- **EXERCISE**: Please print the full listing exactly.

- **DATA TO PROCESS**:
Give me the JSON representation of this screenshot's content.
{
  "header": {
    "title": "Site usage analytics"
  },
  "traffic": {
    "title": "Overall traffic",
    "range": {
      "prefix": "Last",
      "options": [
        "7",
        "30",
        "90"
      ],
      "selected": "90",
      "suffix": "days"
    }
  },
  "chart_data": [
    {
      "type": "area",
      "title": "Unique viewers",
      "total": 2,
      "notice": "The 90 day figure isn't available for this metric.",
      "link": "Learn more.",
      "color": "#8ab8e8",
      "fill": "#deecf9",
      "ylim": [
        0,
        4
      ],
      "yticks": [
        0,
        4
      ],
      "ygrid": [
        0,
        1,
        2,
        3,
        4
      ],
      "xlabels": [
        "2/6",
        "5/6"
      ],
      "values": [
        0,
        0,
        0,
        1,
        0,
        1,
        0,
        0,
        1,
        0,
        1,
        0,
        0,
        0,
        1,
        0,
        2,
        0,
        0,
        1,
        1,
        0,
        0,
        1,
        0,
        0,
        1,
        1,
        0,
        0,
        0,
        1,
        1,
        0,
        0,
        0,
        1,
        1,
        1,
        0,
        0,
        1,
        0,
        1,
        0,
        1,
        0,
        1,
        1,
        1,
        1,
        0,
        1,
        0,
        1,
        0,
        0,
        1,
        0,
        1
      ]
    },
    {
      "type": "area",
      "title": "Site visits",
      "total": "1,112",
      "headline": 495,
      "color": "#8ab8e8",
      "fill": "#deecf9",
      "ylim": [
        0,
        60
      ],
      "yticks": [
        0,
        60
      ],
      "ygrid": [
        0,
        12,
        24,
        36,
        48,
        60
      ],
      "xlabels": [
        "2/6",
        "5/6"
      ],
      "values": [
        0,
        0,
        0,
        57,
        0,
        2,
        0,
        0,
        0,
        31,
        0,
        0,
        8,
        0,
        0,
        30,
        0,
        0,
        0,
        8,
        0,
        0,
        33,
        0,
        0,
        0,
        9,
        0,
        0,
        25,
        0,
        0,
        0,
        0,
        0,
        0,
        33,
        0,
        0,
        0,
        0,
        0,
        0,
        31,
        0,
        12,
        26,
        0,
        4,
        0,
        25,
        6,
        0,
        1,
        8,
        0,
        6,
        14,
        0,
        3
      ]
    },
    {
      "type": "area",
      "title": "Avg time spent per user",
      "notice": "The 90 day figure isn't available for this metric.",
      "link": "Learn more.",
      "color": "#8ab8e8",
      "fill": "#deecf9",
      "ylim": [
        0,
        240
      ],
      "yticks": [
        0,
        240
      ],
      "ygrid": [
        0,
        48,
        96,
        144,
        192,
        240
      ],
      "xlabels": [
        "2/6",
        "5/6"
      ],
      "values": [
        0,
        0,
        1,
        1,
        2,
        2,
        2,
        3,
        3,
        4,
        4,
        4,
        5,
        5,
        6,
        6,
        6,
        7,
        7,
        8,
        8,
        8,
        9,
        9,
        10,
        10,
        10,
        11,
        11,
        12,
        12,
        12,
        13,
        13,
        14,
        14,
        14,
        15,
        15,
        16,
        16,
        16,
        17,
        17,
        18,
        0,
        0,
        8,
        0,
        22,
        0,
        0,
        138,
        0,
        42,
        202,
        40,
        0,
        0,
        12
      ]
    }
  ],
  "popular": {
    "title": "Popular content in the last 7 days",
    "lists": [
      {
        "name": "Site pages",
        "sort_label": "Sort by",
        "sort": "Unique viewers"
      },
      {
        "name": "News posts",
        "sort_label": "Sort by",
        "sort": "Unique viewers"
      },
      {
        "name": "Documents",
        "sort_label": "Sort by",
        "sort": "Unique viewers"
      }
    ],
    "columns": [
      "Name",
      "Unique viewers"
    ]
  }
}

- **ANSWER IN FULL**:
Give me the JSON representation of this screenshot's content.
{
  "header": {
    "title": "Site usage analytics"
  },
  "traffic": {
    "title": "Overall traffic",
    "range": {
      "prefix": "Last",
      "options": [
        "7",
        "30",
        "90"
      ],
      "selected": "90",
      "suffix": "days"
    }
  },
  "chart_data": [
    {
      "type": "area",
      "title": "Unique viewers",
      "total": 2,
      "notice": "The 90 day figure isn't available for this metric.",
      "link": "Learn more.",
      "color": "#8ab8e8",
      "fill": "#deecf9",
      "ylim": [
        0,
        4
      ],
      "yticks": [
        0,
        4
      ],
      "ygrid": [
        0,
        1,
        2,
        3,
        4
      ],
      "xlabels": [
        "2/6",
        "5/6"
      ],
      "values": [
        0,
        0,
        0,
        1,
        0,
        1,
        0,
        0,
        1,
        0,
        1,
        0,
        0,
        0,
        1,
        0,
        2,
        0,
        0,
        1,
        1,
        0,
        0,
        1,
        0,
        0,
        1,
        1,
        0,
        0,
        0,
        1,
        1,
        0,
        0,
        0,
        1,
        1,
        1,
        0,
        0,
        1,
        0,
        1,
        0,
        1,
        0,
        1,
        1,
        1,
        1,
        0,
        1,
        0,
        1,
        0,
        0,
        1,
        0,
        1
      ]
    },
    {
      "type": "area",
      "title": "Site visits",
      "total": "1,112",
      "headline": 495,
      "color": "#8ab8e8",
      "fill": "#deecf9",
      "ylim": [
        0,
        60
      ],
      "yticks": [
        0,
        60
      ],
      "ygrid": [
        0,
        12,
        24,
        36,
        48,
        60
      ],
      "xlabels": [
        "2/6",
        "5/6"
      ],
      "values": [
        0,
        0,
        0,
        57,
        0,
        2,
        0,
        0,
        0,
        31,
        0,
        0,
        8,
        0,
        0,
        30,
        0,
        0,
        0,
        8,
        0,
        0,
        33,
        0,
        0,
        0,
        9,
        0,
        0,
        25,
        0,
        0,
        0,
        0,
        0,
        0,
        33,
        0,
        0,
        0,
        0,
        0,
        0,
        31,
        0,
        12,
        26,
        0,
        4,
        0,
        25,
        6,
        0,
        1,
        8,
        0,
        6,
        14,
        0,
        3
      ]
    },
    {
      "type": "area",
      "title": "Avg time spent per user",
      "notice": "The 90 day figure isn't available for this metric.",
      "link": "Learn more.",
      "color": "#8ab8e8",
      "fill": "#deecf9",
      "ylim": [
        0,
        240
      ],
      "yticks": [
        0,
        240
      ],
      "ygrid": [
        0,
        48,
        96,
        144,
        192,
        240
      ],
      "xlabels": [
        "2/6",
        "5/6"
      ],
      "values": [
        0,
        0,
        1,
        1,
        2,
        2,
        2,
        3,
        3,
        4,
        4,
        4,
        5,
        5,
        6,
        6,
        6,
        7,
        7,
        8,
        8,
        8,
        9,
        9,
        10,
        10,
        10,
        11,
        11,
        12,
        12,
        12,
        13,
        13,
        14,
        14,
        14,
        15,
        15,
        16,
        16,
        16,
        17,
        17,
        18,
        0,
        0,
        8,
        0,
        22,
        0,
        0,
        138,
        0,
        42,
        202,
        40,
        0,
        0,
        12
      ]
    }
  ],
  "popular": {
    "title": "Popular content in the last 7 days",
    "lists": [
      {
        "name": "Site pages",
        "sort_label": "Sort by",
        "sort": "Unique viewers"
      },
      {
        "name": "News posts",
        "sort_label": "Sort by",
        "sort": "Unique viewers"
      },
      {
        "name": "Documents",
        "sort_label": "Sort by",
        "sort": "Unique viewers"
      }
    ],
    "columns": [
      "Name",
      "Unique viewers"
    ]
  }
}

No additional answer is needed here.